▸ **Task to carry out**: Every record should be copied exactly, except that pictures are to be omitted.

[Records]
# # # # # # #
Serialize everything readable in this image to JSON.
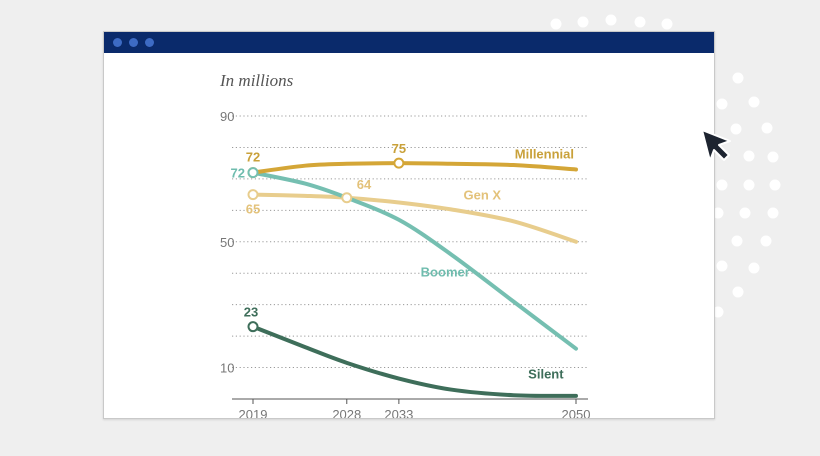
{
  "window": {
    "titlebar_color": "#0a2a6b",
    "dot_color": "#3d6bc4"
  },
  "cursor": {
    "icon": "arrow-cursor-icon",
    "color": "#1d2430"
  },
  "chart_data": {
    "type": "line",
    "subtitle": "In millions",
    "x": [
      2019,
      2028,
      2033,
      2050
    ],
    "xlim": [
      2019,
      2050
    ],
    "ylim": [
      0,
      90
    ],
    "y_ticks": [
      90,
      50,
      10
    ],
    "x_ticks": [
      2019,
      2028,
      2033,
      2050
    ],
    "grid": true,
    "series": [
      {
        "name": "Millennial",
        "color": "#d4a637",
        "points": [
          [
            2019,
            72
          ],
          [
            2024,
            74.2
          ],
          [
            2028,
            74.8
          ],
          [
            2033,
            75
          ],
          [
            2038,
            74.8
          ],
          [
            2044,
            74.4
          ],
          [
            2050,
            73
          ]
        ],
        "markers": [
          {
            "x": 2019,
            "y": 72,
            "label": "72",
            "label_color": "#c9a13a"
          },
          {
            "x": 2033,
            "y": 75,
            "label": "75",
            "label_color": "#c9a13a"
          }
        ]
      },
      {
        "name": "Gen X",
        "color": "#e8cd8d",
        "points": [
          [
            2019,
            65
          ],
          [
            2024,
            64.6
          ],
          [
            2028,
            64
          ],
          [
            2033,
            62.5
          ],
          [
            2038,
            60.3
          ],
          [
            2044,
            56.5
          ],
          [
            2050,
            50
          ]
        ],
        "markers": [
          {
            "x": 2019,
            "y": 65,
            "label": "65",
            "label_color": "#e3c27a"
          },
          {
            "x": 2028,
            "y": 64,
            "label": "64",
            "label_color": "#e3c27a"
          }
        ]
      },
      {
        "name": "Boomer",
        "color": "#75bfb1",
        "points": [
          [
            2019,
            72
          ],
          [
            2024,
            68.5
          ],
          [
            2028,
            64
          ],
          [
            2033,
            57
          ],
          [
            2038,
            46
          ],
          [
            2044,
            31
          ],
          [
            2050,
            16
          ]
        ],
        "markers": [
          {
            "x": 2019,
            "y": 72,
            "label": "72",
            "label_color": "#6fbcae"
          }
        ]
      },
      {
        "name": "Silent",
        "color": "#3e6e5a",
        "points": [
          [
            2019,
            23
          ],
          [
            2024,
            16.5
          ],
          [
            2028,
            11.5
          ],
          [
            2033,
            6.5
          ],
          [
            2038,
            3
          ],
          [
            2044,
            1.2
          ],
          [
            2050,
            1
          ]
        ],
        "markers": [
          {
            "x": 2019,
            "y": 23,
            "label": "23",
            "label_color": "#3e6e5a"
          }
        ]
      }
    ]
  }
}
# # # # # # #
▸ **Written response**:
Serialize everything readable in this image to JSON.
{
  "window": {
    "titlebar_color": "#0a2a6b",
    "dot_color": "#3d6bc4"
  },
  "cursor": {
    "icon": "arrow-cursor-icon",
    "color": "#1d2430"
  },
  "chart_data": {
    "type": "line",
    "subtitle": "In millions",
    "x": [
      2019,
      2028,
      2033,
      2050
    ],
    "xlim": [
      2019,
      2050
    ],
    "ylim": [
      0,
      90
    ],
    "y_ticks": [
      90,
      50,
      10
    ],
    "x_ticks": [
      2019,
      2028,
      2033,
      2050
    ],
    "grid": true,
    "series": [
      {
        "name": "Millennial",
        "color": "#d4a637",
        "points": [
          [
            2019,
            72
          ],
          [
            2024,
            74.2
          ],
          [
            2028,
            74.8
          ],
          [
            2033,
            75
          ],
          [
            2038,
            74.8
          ],
          [
            2044,
            74.4
          ],
          [
            2050,
            73
          ]
        ],
        "markers": [
          {
            "x": 2019,
            "y": 72,
            "label": "72",
            "label_color": "#c9a13a"
          },
          {
            "x": 2033,
            "y": 75,
            "label": "75",
            "label_color": "#c9a13a"
          }
        ]
      },
      {
        "name": "Gen X",
        "color": "#e8cd8d",
        "points": [
          [
            2019,
            65
          ],
          [
            2024,
            64.6
          ],
          [
            2028,
            64
          ],
          [
            2033,
            62.5
          ],
          [
            2038,
            60.3
          ],
          [
            2044,
            56.5
          ],
          [
            2050,
            50
          ]
        ],
        "markers": [
          {
            "x": 2019,
            "y": 65,
            "label": "65",
            "label_color": "#e3c27a"
          },
          {
            "x": 2028,
            "y": 64,
            "label": "64",
            "label_color": "#e3c27a"
          }
        ]
      },
      {
        "name": "Boomer",
        "color": "#75bfb1",
        "points": [
          [
            2019,
            72
          ],
          [
            2024,
            68.5
          ],
          [
            2028,
            64
          ],
          [
            2033,
            57
          ],
          [
            2038,
            46
          ],
          [
            2044,
            31
          ],
          [
            2050,
            16
          ]
        ],
        "markers": [
          {
            "x": 2019,
            "y": 72,
            "label": "72",
            "label_color": "#6fbcae"
          }
        ]
      },
      {
        "name": "Silent",
        "color": "#3e6e5a",
        "points": [
          [
            2019,
            23
          ],
          [
            2024,
            16.5
          ],
          [
            2028,
            11.5
          ],
          [
            2033,
            6.5
          ],
          [
            2038,
            3
          ],
          [
            2044,
            1.2
          ],
          [
            2050,
            1
          ]
        ],
        "markers": [
          {
            "x": 2019,
            "y": 23,
            "label": "23",
            "label_color": "#3e6e5a"
          }
        ]
      }
    ]
  }
}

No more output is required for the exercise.